Exercise requirements
Reproduce each line from the records that holds "дисконтирования".

--- start Working data ---

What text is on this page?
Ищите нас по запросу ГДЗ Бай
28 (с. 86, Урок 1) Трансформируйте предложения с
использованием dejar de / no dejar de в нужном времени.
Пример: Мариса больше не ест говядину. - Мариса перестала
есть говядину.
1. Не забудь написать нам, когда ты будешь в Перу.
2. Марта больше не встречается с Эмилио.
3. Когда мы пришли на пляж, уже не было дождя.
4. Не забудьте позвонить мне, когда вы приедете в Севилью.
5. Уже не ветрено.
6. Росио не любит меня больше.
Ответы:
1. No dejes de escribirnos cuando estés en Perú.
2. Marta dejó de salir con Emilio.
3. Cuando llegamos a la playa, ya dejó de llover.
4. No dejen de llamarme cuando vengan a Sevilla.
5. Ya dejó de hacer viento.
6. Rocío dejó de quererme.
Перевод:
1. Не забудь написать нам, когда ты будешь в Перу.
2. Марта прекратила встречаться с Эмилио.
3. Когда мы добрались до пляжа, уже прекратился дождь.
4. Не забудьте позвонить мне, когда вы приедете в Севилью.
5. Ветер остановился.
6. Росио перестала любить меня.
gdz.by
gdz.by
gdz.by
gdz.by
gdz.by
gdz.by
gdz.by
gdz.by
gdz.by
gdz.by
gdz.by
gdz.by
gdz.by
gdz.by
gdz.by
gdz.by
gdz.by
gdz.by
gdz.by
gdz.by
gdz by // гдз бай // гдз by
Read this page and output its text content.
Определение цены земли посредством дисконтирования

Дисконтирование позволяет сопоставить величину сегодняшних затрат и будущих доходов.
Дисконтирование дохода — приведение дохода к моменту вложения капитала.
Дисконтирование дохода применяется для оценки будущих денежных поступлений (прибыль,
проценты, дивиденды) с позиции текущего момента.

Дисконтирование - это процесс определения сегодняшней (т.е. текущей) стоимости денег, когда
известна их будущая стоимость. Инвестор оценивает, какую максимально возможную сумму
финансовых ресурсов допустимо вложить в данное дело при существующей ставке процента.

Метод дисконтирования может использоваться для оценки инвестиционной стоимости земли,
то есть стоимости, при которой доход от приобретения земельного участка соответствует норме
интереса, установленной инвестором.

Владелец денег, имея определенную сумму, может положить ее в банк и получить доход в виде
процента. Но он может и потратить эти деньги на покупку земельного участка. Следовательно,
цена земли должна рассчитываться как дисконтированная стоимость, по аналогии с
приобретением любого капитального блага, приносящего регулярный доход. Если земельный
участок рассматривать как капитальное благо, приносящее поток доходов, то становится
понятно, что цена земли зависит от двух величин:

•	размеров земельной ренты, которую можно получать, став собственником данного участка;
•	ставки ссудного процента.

--- end Working data ---

Correct answer
Определение цены земли посредством дисконтирования
Метод дисконтирования может использоваться для оценки инвестиционной стоимости земли,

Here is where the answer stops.